- [WHAT TO PRODUCE]:
Continue the article on food flavorings and obesity from the point where it stops.

Food flavorings may be fueling obesity epidemic

Fat, sugar, and carbohydrates are common culprits when discussing the skyrocketing obesity epidemic, a disease now affecting one-third of the US population. However, in the new book, "The Dorito Effect," author Mark Schatzker argues that food flavorings, which include everything from syrups to spices to sauces, are a big part of the problem affecting Americans' waistlines.

"We keep arguing about carbs and fat and sugar," Schatzker told CBS This Morning. "All these things existed and people ate them 50 years ago when Americans were a whole lot trimmer. The thing that's really changed is the flavor."

According to Schatzker's research, Americans consume over 600 million pounds of flavoring every year. In his book, he writes that over the past 50 years, volumes of salt, sugar, carbohydrates, and fat we consume have only increased because flavor chemicals incentivize us to eat more of them. He uses the Dorito as a prime example. The snack was first introduced as simply a salted tortilla chip, and it wasn't very popular. It wasn't until flavoring was added - first, a taco-flavored chip, then nacho cheese - that it became a top-selling snack.

(Stored data entries)
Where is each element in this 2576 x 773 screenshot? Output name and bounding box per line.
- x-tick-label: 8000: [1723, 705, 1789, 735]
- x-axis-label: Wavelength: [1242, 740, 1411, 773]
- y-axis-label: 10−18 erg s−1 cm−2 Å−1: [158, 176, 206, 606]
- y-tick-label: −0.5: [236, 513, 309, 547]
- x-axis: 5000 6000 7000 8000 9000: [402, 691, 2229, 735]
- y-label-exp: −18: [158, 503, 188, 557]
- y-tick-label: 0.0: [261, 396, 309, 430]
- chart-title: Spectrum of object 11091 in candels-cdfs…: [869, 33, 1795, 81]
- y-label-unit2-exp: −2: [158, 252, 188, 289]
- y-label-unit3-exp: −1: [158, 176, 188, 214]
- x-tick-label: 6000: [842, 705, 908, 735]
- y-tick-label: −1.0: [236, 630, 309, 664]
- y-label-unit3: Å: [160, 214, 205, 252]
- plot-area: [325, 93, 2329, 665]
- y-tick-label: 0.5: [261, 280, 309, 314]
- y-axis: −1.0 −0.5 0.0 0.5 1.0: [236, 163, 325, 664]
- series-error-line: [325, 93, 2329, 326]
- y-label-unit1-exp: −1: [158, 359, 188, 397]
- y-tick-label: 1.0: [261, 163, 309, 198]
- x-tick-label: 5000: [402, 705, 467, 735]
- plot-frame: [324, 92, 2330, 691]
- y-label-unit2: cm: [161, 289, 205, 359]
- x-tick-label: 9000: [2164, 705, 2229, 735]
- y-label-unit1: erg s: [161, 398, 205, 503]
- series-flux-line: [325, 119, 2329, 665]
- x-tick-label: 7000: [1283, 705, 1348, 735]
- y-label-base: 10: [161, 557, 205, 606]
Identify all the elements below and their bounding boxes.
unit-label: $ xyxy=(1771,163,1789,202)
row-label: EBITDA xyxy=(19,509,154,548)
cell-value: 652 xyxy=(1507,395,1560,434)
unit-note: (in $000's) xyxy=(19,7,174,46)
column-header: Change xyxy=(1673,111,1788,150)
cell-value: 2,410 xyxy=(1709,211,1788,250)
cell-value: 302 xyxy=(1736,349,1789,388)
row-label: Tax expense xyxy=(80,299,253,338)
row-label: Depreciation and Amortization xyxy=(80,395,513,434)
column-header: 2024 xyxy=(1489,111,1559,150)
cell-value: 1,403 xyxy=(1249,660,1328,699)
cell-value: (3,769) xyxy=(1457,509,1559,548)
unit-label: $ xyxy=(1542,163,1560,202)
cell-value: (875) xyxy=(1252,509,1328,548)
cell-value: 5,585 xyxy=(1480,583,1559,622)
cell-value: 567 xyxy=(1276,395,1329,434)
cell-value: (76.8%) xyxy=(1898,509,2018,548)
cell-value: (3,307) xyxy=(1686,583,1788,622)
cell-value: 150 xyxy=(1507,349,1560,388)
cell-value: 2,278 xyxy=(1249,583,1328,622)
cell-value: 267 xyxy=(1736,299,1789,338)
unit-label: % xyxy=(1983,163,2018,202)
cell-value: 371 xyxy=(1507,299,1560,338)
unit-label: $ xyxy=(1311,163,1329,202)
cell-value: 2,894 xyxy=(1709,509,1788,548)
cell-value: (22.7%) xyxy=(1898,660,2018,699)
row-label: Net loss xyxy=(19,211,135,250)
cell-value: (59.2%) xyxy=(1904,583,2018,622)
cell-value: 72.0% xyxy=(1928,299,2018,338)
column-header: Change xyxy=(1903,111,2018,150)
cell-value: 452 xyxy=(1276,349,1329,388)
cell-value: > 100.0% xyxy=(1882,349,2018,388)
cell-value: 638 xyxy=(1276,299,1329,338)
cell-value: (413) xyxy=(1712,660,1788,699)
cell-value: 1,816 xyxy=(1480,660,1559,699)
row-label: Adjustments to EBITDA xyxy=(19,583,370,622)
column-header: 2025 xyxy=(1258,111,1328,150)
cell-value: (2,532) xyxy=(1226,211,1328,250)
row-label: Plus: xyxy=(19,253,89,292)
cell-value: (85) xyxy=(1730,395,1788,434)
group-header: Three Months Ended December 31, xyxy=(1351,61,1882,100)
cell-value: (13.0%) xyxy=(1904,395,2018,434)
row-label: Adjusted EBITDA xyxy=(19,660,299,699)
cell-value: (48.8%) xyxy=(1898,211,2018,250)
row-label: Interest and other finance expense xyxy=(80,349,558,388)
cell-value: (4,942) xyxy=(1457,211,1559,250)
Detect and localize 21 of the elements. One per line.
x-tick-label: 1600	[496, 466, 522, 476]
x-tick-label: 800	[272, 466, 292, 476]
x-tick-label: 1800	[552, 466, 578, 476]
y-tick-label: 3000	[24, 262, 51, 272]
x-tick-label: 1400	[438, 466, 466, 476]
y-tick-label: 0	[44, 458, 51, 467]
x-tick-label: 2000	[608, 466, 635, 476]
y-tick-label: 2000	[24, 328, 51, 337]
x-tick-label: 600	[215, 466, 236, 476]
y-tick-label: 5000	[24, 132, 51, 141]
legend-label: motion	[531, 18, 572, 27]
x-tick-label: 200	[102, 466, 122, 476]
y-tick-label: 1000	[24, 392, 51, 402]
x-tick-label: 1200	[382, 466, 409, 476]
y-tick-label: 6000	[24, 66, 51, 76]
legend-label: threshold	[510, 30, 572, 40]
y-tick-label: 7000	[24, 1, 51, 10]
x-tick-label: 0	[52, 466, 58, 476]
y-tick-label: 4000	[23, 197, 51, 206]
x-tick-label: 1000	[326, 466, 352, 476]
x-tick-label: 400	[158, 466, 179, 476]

- [ANSWER SECTION]:
Schatzker argues that a huge contributor to the need to add so much flavoring to our foods is the blandness of mass-produced real, whole foods. He points to chicken, which is being produced at about three times the rate it used to be. "The problem is chicken has no flavor," he said. "If you look at recipes for fried chicken from 100 years ago, it was just salt and pepper. If you try that now, it's like eating a roll of wet toilet paper. It's not going to work. So what we're forced to do is blitz everything we eat in flavoring to make it taste good," he said. "But we're misdirecting our palates. We're luring ourselves away from the food we should be eating, and we've made the food we shouldn't be eating hyper-desirable."

Tomatoes, blueberries, lettuce, and other fruits and vegetables have also been leeched of flavor, he says, making the addition of chemical flavors a necessity for good taste, and thereby sacrificing nutrition.

Schatzker hopes "The Dorito Effect" will make people more mindful of the amount of chemical flavoring they consume. "I'd like to get people to be more aware of how they're incentivized by flavors," he said. "This stuff is in not just junk food anymore. It's in yogurt. It's in soy milk. It's in pasta sauces. It's having an effect not just on us, but also our children."

Finally, Schatzker argues that we need to start demanding real flavor from the whole foods we eat. "We've got to start thinking about cooking dinner the way an Italian chef does. Get the ultimate tomato, the best tasting chicken. Cooking's a lot more fun that way. It's much more delicious, and it's more satisfying."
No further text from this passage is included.